Data listing
-- Begin --

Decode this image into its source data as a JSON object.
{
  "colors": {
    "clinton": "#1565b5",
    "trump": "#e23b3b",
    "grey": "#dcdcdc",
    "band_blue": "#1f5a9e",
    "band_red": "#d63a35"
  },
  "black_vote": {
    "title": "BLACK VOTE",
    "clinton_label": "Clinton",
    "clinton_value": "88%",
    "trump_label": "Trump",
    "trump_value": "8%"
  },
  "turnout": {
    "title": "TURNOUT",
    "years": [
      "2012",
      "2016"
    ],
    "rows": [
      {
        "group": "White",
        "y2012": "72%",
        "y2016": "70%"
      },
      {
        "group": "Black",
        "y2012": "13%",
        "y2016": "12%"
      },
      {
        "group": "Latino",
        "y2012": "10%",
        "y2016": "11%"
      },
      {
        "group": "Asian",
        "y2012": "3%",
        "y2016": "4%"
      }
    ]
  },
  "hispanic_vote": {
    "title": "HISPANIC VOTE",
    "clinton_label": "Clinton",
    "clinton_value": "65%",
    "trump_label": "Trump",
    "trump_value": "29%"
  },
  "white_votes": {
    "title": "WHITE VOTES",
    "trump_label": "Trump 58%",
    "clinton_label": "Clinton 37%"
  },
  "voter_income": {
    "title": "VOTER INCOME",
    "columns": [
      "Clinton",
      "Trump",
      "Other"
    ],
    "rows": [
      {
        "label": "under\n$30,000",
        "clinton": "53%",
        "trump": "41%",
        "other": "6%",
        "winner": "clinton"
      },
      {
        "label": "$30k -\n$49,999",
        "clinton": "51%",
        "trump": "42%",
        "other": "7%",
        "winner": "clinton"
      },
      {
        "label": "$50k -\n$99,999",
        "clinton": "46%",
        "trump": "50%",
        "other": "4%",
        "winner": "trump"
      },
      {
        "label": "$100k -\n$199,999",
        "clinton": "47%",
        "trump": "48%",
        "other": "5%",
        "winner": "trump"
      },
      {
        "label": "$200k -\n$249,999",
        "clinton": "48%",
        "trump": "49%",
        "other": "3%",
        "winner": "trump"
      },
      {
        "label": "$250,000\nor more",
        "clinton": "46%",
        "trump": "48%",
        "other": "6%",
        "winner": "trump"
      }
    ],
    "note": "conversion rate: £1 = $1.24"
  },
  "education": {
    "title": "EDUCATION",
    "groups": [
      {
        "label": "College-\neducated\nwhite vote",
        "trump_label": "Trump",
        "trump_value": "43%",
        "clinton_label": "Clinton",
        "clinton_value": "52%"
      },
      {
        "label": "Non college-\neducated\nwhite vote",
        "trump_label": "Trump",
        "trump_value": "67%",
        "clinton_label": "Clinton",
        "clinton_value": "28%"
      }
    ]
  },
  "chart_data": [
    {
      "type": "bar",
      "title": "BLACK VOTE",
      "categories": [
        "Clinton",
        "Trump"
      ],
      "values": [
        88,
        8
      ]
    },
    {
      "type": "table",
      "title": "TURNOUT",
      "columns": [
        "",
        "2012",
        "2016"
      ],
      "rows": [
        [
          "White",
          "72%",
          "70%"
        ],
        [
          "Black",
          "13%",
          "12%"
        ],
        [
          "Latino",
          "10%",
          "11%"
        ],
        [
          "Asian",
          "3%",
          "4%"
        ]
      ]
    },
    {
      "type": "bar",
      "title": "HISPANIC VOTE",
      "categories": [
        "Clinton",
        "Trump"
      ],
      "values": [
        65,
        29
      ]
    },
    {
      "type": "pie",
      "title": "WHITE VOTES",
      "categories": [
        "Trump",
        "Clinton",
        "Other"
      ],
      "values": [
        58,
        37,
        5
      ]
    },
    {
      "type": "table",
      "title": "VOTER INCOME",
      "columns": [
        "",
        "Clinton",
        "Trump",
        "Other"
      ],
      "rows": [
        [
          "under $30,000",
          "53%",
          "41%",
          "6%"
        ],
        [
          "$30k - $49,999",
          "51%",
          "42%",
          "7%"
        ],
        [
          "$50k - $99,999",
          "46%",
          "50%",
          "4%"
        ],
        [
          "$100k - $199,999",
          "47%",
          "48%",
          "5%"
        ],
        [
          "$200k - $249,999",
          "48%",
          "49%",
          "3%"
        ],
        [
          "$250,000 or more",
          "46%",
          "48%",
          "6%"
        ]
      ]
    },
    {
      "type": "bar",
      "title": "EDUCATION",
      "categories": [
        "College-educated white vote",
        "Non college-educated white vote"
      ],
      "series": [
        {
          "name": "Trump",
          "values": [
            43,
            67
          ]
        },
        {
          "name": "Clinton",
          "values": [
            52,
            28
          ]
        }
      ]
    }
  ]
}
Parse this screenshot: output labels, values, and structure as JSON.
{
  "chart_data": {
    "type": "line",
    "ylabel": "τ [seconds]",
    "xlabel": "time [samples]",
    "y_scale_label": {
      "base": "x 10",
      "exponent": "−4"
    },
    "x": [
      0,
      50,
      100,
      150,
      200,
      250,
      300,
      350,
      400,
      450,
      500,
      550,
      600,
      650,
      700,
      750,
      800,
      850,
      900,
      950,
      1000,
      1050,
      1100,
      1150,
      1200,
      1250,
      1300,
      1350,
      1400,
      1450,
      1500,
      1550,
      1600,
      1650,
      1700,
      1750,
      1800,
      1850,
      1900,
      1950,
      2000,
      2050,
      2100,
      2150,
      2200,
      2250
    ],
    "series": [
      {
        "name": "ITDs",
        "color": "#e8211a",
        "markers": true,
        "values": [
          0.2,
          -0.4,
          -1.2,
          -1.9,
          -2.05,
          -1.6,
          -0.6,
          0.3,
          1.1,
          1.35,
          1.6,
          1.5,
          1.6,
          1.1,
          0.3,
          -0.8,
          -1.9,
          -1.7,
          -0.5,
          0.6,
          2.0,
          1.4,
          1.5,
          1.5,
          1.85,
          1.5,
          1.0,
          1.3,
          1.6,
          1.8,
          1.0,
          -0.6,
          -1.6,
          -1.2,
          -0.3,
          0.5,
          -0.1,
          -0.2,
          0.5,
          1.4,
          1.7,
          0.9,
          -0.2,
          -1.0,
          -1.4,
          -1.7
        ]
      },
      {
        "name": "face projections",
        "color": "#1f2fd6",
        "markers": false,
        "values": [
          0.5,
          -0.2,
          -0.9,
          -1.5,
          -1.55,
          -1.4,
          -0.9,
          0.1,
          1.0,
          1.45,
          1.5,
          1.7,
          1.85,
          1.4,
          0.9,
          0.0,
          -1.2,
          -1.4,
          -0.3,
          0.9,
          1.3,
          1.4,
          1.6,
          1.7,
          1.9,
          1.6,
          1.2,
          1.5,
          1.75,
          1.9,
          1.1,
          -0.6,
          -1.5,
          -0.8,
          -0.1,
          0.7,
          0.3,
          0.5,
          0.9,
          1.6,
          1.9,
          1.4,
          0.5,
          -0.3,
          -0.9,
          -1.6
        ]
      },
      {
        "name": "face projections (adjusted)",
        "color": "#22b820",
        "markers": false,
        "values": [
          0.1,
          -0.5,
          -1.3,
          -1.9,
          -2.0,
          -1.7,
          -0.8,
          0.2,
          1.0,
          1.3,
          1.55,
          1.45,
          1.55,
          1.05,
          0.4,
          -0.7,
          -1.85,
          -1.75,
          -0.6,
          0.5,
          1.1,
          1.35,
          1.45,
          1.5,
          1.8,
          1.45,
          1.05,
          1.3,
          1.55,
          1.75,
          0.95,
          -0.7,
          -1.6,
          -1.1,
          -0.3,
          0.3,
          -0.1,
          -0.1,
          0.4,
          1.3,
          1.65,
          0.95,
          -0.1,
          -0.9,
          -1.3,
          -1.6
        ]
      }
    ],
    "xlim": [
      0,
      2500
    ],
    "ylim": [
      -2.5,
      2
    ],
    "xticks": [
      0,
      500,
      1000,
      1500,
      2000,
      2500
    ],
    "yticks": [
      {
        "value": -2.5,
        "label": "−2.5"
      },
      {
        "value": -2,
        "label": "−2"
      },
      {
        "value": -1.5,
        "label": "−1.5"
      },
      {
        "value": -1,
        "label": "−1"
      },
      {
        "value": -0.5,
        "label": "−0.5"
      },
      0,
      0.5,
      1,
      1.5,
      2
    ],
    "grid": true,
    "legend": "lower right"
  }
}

-- End --

## What is expected:
Scan the listing above for the word "neducated" and copy every line that holds it.

## Expected answer:
        "label": "College-\neducated\nwhite vote",
        "label": "Non college-\neducated\nwhite vote",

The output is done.